GIVEN TASK >> Word for word, set down the records and skip each picture.

MATERIAL SHOWN >>

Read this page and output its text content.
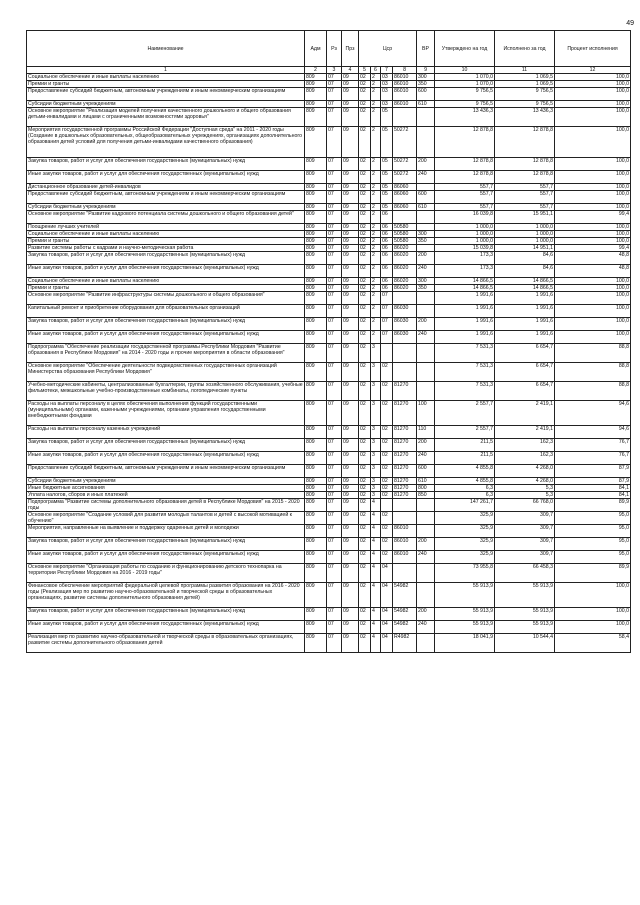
49
Наименование	Адм	Рз	Прз	Цср				ВР	Утверждено на год	Исполнено за год	Процент исполнения
1	2	3	4	5	6	7	8	9	10	11	12
Социальное обеспечение и иные выплаты населению	809	07	09	02	2	03	86010	300	1 070,0	1 069,5	100,0
Премии и гранты	809	07	09	02	2	03	86010	350	1 070,0	1 069,5	100,0
Предоставление субсидий бюджетным, автономным учреждениям и иным некоммерческим организациям	809	07	09	02	2	03	86010	600	9 756,5	9 756,5	100,0
Субсидии бюджетным учреждениям	809	07	09	02	2	03	86010	610	9 756,5	9 756,5	100,0
Основное мероприятие "Реализация моделей получения качественного дошкольного и общего образования детьми-инвалидами и лицами с ограниченными возможностями здоровья"	809	07	09	02	2	05			13 436,3	13 436,3	100,0
Мероприятия государственной программы Российской Федерации "Доступная среда" на 2011 - 2020 годы (Создание в дошкольных образовательных, общеобразовательных учреждениях, организациях дополнительного образования детей условий для получения детьми-инвалидами качественного образования)	809	07	09	02	2	05	50272		12 878,8	12 878,8	100,0
Закупка товаров, работ и услуг для обеспечения государственных (муниципальных) нужд	809	07	09	02	2	05	50272	200	12 878,8	12 878,8	100,0
Иные закупки товаров, работ и услуг для обеспечения государственных (муниципальных) нужд	809	07	09	02	2	05	50272	240	12 878,8	12 878,8	100,0
Дистанционное образование детей-инвалидов	809	07	09	02	2	05	86060		557,7	557,7	100,0
Предоставление субсидий бюджетным, автономным учреждениям и иным некоммерческим организациям	809	07	09	02	2	05	86060	600	557,7	557,7	100,0
Субсидии бюджетным учреждениям	809	07	09	02	2	05	86060	610	557,7	557,7	100,0
Основное мероприятие "Развитие кадрового потенциала системы дошкольного и общего образования детей"	809	07	09	02	2	06			16 039,8	15 951,1	99,4
Поощрение лучших учителей	809	07	09	02	2	06	50580		1 000,0	1 000,0	100,0
Социальное обеспечение и иные выплаты населению	809	07	09	02	2	06	50580	300	1 000,0	1 000,0	100,0
Премии и гранты	809	07	09	02	2	06	50580	350	1 000,0	1 000,0	100,0
Развитие системы работы с кадрами и научно-методическая работа	809	07	09	02	2	06	86020		15 039,8	14 951,1	99,4
Закупка товаров, работ и услуг для обеспечения государственных (муниципальных) нужд	809	07	09	02	2	06	86020	200	173,3	84,6	48,8
Иные закупки товаров, работ и услуг для обеспечения государственных (муниципальных) нужд	809	07	09	02	2	06	86020	240	173,3	84,6	48,8
Социальное обеспечение и иные выплаты населению	809	07	09	02	2	06	86020	300	14 866,5	14 866,5	100,0
Премии и гранты	809	07	09	02	2	06	86020	350	14 866,5	14 866,5	100,0
Основное мероприятие "Развитие инфраструктуры системы дошкольного и общего образования"	809	07	09	02	2	07			1 991,6	1 991,6	100,0
Капитальный ремонт и приобретение оборудования для образовательных организаций	809	07	09	02	2	07	86030		1 991,6	1 991,6	100,0
Закупка товаров, работ и услуг для обеспечения государственных (муниципальных) нужд	809	07	09	02	2	07	86030	200	1 991,6	1 991,6	100,0
Иные закупки товаров, работ и услуг для обеспечения государственных (муниципальных) нужд	809	07	09	02	2	07	86030	240	1 991,6	1 991,6	100,0
Подпрограмма "Обеспечение реализации государственной программы Республики Мордовия "Развитие образования в Республике Мордовия" на 2014 - 2020 годы и прочие мероприятия в области образования"	809	07	09	02	3				7 531,3	6 654,7	88,8
Основное мероприятие "Обеспечение деятельности подведомственных государственных организаций Министерства образования Республики Мордовия"	809	07	09	02	3	02			7 531,3	6 654,7	88,8
Учебно-методические кабинеты, централизованные бухгалтерии, группы хозяйственного обслуживания, учебные фильмотеки, межшкольные учебно-производственные комбинаты, логопедические пункты	809	07	09	02	3	02	81270		7 531,3	6 654,7	88,8
Расходы на выплаты персоналу в целях обеспечения выполнения функций государственными (муниципальными) органами, казенными учреждениями, органами управления государственными внебюджетными фондами	809	07	09	02	3	02	81270	100	2 557,7	2 419,1	94,6
Расходы на выплаты персоналу казенных учреждений	809	07	09	02	3	02	81270	110	2 557,7	2 419,1	94,6
Закупка товаров, работ и услуг для обеспечения государственных (муниципальных) нужд	809	07	09	02	3	02	81270	200	211,5	162,3	76,7
Иные закупки товаров, работ и услуг для обеспечения государственных (муниципальных) нужд	809	07	09	02	3	02	81270	240	211,5	162,3	76,7
Предоставление субсидий бюджетным, автономным учреждениям и иным некоммерческим организациям	809	07	09	02	3	02	81270	600	4 855,8	4 268,0	87,9
Субсидии бюджетным учреждениям	809	07	09	02	3	02	81270	610	4 855,8	4 268,0	87,9
Иные бюджетные ассигнования	809	07	09	02	3	02	81270	800	6,3	5,3	84,1
Уплата налогов, сборов и иных платежей	809	07	09	02	3	02	81270	850	6,3	5,3	84,1
Подпрограмма "Развитие системы дополнительного образования детей в Республике Мордовия" на 2015 - 2020 годы	809	07	09	02	4				147 261,7	66 768,0	89,9
Основное мероприятие "Создание условий для развития молодых талантов и детей с высокой мотивацией к обучению"	809	07	09	02	4	02			325,9	309,7	95,0
Мероприятия, направленные на выявление и поддержку одаренных детей и молодежи	809	07	09	02	4	02	86010		325,9	309,7	95,0
Закупка товаров, работ и услуг для обеспечения государственных (муниципальных) нужд	809	07	09	02	4	02	86010	200	325,9	309,7	95,0
Иные закупки товаров, работ и услуг для обеспечения государственных (муниципальных) нужд	809	07	09	02	4	02	86010	240	325,9	309,7	95,0
Основное мероприятие "Организация работы по созданию и функционированию детского технопарка на территории Республики Мордовия на 2016 - 2019 годы"	809	07	09	02	4	04			73 955,8	66 458,3	89,9
Финансовое обеспечение мероприятий федеральной целевой программы развития образования на 2016 - 2020 годы (Реализация мер по развитию научно-образовательной и творческой среды в образовательных организациях, развитие системы дополнительного образования детей)	809	07	09	02	4	04	54982		55 913,9	55 913,9	100,0
Закупка товаров, работ и услуг для обеспечения государственных (муниципальных) нужд	809	07	09	02	4	04	54982	200	55 913,9	55 913,9	100,0
Иные закупки товаров, работ и услуг для обеспечения государственных (муниципальных) нужд	809	07	09	02	4	04	54982	240	55 913,9	55 913,9	100,0
Реализация мер по развитию научно-образовательной и творческой среды в образовательных организациях, развитие системы дополнительного образования детей	809	07	09	02	4	04	R4982		18 041,9	10 544,4	58,4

ANSWER TO THE EXERCISE >>
Read this page and output its text content.
49
Наименование	Адм	Рз	Прз	Цср				ВР	Утверждено на год	Исполнено за год	Процент исполнения
1	2	3	4	5	6	7	8	9	10	11	12
Социальное обеспечение и иные выплаты населению	809	07	09	02	2	03	86010	300	1 070,0	1 069,5	100,0
Премии и гранты	809	07	09	02	2	03	86010	350	1 070,0	1 069,5	100,0
Предоставление субсидий бюджетным, автономным учреждениям и иным некоммерческим организациям	809	07	09	02	2	03	86010	600	9 756,5	9 756,5	100,0
Субсидии бюджетным учреждениям	809	07	09	02	2	03	86010	610	9 756,5	9 756,5	100,0
Основное мероприятие "Реализация моделей получения качественного дошкольного и общего образования детьми-инвалидами и лицами с ограниченными возможностями здоровья"	809	07	09	02	2	05			13 436,3	13 436,3	100,0
Мероприятия государственной программы Российской Федерации "Доступная среда" на 2011 - 2020 годы (Создание в дошкольных образовательных, общеобразовательных учреждениях, организациях дополнительного образования детей условий для получения детьми-инвалидами качественного образования)	809	07	09	02	2	05	50272		12 878,8	12 878,8	100,0
Закупка товаров, работ и услуг для обеспечения государственных (муниципальных) нужд	809	07	09	02	2	05	50272	200	12 878,8	12 878,8	100,0
Иные закупки товаров, работ и услуг для обеспечения государственных (муниципальных) нужд	809	07	09	02	2	05	50272	240	12 878,8	12 878,8	100,0
Дистанционное образование детей-инвалидов	809	07	09	02	2	05	86060		557,7	557,7	100,0
Предоставление субсидий бюджетным, автономным учреждениям и иным некоммерческим организациям	809	07	09	02	2	05	86060	600	557,7	557,7	100,0
Субсидии бюджетным учреждениям	809	07	09	02	2	05	86060	610	557,7	557,7	100,0
Основное мероприятие "Развитие кадрового потенциала системы дошкольного и общего образования детей"	809	07	09	02	2	06			16 039,8	15 951,1	99,4
Поощрение лучших учителей	809	07	09	02	2	06	50580		1 000,0	1 000,0	100,0
Социальное обеспечение и иные выплаты населению	809	07	09	02	2	06	50580	300	1 000,0	1 000,0	100,0
Премии и гранты	809	07	09	02	2	06	50580	350	1 000,0	1 000,0	100,0
Развитие системы работы с кадрами и научно-методическая работа	809	07	09	02	2	06	86020		15 039,8	14 951,1	99,4
Закупка товаров, работ и услуг для обеспечения государственных (муниципальных) нужд	809	07	09	02	2	06	86020	200	173,3	84,6	48,8
Иные закупки товаров, работ и услуг для обеспечения государственных (муниципальных) нужд	809	07	09	02	2	06	86020	240	173,3	84,6	48,8
Социальное обеспечение и иные выплаты населению	809	07	09	02	2	06	86020	300	14 866,5	14 866,5	100,0
Премии и гранты	809	07	09	02	2	06	86020	350	14 866,5	14 866,5	100,0
Основное мероприятие "Развитие инфраструктуры системы дошкольного и общего образования"	809	07	09	02	2	07			1 991,6	1 991,6	100,0
Капитальный ремонт и приобретение оборудования для образовательных организаций	809	07	09	02	2	07	86030		1 991,6	1 991,6	100,0
Закупка товаров, работ и услуг для обеспечения государственных (муниципальных) нужд	809	07	09	02	2	07	86030	200	1 991,6	1 991,6	100,0
Иные закупки товаров, работ и услуг для обеспечения государственных (муниципальных) нужд	809	07	09	02	2	07	86030	240	1 991,6	1 991,6	100,0
Подпрограмма "Обеспечение реализации государственной программы Республики Мордовия "Развитие образования в Республике Мордовия" на 2014 - 2020 годы и прочие мероприятия в области образования"	809	07	09	02	3				7 531,3	6 654,7	88,8
Основное мероприятие "Обеспечение деятельности подведомственных государственных организаций Министерства образования Республики Мордовия"	809	07	09	02	3	02			7 531,3	6 654,7	88,8
Учебно-методические кабинеты, централизованные бухгалтерии, группы хозяйственного обслуживания, учебные фильмотеки, межшкольные учебно-производственные комбинаты, логопедические пункты	809	07	09	02	3	02	81270		7 531,3	6 654,7	88,8
Расходы на выплаты персоналу в целях обеспечения выполнения функций государственными (муниципальными) органами, казенными учреждениями, органами управления государственными внебюджетными фондами	809	07	09	02	3	02	81270	100	2 557,7	2 419,1	94,6
Расходы на выплаты персоналу казенных учреждений	809	07	09	02	3	02	81270	110	2 557,7	2 419,1	94,6
Закупка товаров, работ и услуг для обеспечения государственных (муниципальных) нужд	809	07	09	02	3	02	81270	200	211,5	162,3	76,7
Иные закупки товаров, работ и услуг для обеспечения государственных (муниципальных) нужд	809	07	09	02	3	02	81270	240	211,5	162,3	76,7
Предоставление субсидий бюджетным, автономным учреждениям и иным некоммерческим организациям	809	07	09	02	3	02	81270	600	4 855,8	4 268,0	87,9
Субсидии бюджетным учреждениям	809	07	09	02	3	02	81270	610	4 855,8	4 268,0	87,9
Иные бюджетные ассигнования	809	07	09	02	3	02	81270	800	6,3	5,3	84,1
Уплата налогов, сборов и иных платежей	809	07	09	02	3	02	81270	850	6,3	5,3	84,1
Подпрограмма "Развитие системы дополнительного образования детей в Республике Мордовия" на 2015 - 2020 годы	809	07	09	02	4				147 261,7	66 768,0	89,9
Основное мероприятие "Создание условий для развития молодых талантов и детей с высокой мотивацией к обучению"	809	07	09	02	4	02			325,9	309,7	95,0
Мероприятия, направленные на выявление и поддержку одаренных детей и молодежи	809	07	09	02	4	02	86010		325,9	309,7	95,0
Закупка товаров, работ и услуг для обеспечения государственных (муниципальных) нужд	809	07	09	02	4	02	86010	200	325,9	309,7	95,0
Иные закупки товаров, работ и услуг для обеспечения государственных (муниципальных) нужд	809	07	09	02	4	02	86010	240	325,9	309,7	95,0
Основное мероприятие "Организация работы по созданию и функционированию детского технопарка на территории Республики Мордовия на 2016 - 2019 годы"	809	07	09	02	4	04			73 955,8	66 458,3	89,9
Финансовое обеспечение мероприятий федеральной целевой программы развития образования на 2016 - 2020 годы (Реализация мер по развитию научно-образовательной и творческой среды в образовательных организациях, развитие системы дополнительного образования детей)	809	07	09	02	4	04	54982		55 913,9	55 913,9	100,0
Закупка товаров, работ и услуг для обеспечения государственных (муниципальных) нужд	809	07	09	02	4	04	54982	200	55 913,9	55 913,9	100,0
Иные закупки товаров, работ и услуг для обеспечения государственных (муниципальных) нужд	809	07	09	02	4	04	54982	240	55 913,9	55 913,9	100,0
Реализация мер по развитию научно-образовательной и творческой среды в образовательных организациях, развитие системы дополнительного образования детей	809	07	09	02	4	04	R4982		18 041,9	10 544,4	58,4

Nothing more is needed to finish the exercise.